┌─ Data for the task
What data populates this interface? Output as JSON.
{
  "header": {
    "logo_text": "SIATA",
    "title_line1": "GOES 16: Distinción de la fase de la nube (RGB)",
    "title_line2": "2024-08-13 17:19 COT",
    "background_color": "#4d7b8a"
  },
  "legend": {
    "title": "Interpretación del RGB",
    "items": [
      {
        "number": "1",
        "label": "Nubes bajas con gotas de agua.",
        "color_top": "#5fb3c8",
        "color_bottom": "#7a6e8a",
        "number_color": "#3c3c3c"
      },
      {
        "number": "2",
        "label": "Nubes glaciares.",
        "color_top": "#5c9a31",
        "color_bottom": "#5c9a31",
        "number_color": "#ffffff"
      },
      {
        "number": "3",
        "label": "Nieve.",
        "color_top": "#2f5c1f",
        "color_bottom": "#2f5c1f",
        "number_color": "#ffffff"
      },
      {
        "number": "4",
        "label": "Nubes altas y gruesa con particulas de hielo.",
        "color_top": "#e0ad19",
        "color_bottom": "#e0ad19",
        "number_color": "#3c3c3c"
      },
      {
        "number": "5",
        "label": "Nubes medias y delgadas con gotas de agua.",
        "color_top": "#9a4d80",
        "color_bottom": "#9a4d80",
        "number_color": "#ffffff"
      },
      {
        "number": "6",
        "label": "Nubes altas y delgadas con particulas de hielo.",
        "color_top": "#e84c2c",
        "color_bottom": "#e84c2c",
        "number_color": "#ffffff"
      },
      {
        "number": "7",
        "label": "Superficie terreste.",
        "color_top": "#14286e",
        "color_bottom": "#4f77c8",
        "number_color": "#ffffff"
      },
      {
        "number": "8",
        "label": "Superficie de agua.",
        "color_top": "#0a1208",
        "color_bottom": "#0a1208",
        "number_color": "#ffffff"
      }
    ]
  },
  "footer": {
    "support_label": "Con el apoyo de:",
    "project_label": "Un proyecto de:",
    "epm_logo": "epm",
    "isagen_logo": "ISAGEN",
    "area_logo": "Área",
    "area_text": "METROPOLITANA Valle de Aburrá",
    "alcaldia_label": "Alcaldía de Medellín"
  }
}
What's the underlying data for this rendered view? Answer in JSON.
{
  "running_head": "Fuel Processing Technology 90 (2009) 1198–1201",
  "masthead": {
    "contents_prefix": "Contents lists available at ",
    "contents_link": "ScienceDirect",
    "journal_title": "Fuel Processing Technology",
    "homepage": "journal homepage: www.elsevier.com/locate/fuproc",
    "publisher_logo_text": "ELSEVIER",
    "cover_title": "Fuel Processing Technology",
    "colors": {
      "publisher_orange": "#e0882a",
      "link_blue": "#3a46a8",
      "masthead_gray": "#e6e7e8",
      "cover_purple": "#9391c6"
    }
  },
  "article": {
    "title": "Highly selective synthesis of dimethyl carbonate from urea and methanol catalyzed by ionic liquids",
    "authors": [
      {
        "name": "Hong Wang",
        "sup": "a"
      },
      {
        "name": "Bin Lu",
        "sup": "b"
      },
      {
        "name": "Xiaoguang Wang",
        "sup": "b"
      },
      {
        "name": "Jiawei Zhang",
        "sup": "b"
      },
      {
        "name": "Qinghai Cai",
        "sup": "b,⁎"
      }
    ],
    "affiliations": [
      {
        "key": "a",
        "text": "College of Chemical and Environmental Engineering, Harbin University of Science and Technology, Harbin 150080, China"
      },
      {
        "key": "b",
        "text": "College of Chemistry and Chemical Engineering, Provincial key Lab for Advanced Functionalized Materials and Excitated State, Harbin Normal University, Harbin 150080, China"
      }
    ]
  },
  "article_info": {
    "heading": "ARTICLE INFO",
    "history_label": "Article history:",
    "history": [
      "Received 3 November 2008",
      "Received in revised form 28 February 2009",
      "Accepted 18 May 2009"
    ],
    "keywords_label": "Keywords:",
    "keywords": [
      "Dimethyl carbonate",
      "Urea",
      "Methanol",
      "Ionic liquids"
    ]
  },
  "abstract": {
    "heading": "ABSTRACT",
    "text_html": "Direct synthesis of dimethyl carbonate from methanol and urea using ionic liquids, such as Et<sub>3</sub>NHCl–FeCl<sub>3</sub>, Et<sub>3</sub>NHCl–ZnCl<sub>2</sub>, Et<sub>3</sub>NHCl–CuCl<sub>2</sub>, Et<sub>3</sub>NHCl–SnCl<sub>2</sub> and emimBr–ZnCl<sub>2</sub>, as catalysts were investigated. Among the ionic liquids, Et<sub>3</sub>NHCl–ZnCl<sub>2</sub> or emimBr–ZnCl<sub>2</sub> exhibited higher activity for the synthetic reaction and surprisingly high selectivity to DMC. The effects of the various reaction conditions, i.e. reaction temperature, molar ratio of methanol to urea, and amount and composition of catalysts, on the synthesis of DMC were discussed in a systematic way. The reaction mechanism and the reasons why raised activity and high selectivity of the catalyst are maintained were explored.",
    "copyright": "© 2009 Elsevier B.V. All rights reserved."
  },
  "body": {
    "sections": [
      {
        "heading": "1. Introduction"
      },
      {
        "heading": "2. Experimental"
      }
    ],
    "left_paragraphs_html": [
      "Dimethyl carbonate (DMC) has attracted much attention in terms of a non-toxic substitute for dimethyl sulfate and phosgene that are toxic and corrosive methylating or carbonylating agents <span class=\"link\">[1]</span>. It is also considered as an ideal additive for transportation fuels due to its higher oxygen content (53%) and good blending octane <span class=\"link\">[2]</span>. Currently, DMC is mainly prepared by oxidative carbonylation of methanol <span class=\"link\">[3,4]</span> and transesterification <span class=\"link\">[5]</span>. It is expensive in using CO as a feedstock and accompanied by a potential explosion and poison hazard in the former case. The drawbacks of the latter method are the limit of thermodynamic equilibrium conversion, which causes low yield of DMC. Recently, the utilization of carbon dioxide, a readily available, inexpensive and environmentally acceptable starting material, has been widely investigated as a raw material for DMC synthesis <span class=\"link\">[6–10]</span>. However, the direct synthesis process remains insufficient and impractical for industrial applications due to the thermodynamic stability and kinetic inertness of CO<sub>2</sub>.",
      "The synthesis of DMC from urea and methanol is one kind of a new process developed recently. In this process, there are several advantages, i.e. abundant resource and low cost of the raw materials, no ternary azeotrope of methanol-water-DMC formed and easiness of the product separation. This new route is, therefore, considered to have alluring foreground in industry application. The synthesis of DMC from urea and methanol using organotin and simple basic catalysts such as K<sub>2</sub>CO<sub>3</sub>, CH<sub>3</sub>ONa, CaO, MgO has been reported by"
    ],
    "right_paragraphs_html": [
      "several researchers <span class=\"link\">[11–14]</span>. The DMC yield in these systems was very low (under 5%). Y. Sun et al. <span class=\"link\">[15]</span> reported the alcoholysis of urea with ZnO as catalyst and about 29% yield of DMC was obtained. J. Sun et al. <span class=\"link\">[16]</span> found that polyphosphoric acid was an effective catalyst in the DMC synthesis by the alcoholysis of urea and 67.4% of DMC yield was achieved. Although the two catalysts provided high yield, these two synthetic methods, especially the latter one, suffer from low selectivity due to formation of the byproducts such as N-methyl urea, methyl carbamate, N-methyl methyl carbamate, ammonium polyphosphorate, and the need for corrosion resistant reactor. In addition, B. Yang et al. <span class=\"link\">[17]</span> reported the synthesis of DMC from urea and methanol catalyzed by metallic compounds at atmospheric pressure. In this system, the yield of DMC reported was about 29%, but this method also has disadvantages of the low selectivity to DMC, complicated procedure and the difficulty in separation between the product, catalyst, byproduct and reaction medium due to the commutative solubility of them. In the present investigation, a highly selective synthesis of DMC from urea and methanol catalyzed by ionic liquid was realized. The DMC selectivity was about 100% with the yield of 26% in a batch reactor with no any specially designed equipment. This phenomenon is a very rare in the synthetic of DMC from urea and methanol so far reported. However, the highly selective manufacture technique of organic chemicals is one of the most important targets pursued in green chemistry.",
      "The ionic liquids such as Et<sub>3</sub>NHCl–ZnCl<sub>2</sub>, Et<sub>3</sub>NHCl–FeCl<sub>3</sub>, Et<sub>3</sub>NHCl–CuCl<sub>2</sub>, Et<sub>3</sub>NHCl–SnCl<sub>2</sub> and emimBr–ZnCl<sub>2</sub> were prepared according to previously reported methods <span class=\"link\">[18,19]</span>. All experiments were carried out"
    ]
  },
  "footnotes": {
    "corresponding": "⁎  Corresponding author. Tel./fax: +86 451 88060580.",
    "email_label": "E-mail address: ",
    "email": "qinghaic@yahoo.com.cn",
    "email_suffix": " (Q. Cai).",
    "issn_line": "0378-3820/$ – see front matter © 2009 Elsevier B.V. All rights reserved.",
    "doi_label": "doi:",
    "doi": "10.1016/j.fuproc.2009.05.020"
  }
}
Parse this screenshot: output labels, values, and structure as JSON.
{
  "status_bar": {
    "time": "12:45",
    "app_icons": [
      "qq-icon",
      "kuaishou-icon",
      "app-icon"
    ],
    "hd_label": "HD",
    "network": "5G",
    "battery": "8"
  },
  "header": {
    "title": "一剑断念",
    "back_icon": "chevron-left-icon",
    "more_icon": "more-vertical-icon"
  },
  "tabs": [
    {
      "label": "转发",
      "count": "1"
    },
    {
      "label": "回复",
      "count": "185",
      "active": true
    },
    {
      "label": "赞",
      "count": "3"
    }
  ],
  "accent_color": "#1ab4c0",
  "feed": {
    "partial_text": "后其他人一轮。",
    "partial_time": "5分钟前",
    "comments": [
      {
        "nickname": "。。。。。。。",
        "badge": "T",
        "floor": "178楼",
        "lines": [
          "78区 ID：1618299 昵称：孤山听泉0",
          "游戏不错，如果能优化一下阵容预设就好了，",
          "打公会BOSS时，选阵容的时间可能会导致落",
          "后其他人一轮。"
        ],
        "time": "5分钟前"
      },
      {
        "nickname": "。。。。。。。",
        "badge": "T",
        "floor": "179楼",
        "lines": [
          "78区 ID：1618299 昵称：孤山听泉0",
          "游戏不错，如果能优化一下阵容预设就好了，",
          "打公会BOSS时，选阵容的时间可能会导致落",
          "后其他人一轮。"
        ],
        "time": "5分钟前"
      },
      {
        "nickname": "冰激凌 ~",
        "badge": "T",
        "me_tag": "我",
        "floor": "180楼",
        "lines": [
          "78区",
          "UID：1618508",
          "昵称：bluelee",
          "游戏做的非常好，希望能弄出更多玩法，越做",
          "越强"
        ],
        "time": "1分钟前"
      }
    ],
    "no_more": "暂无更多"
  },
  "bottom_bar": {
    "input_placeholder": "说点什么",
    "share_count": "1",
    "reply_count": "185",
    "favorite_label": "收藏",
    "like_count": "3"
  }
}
└─
> _What you should do_
Extract, from the material above, each line holding the word "fuproc".

> _Output for this exercise_
    "homepage": "journal homepage: www.elsevier.com/locate/fuproc",
    "doi": "10.1016/j.fuproc.2009.05.020"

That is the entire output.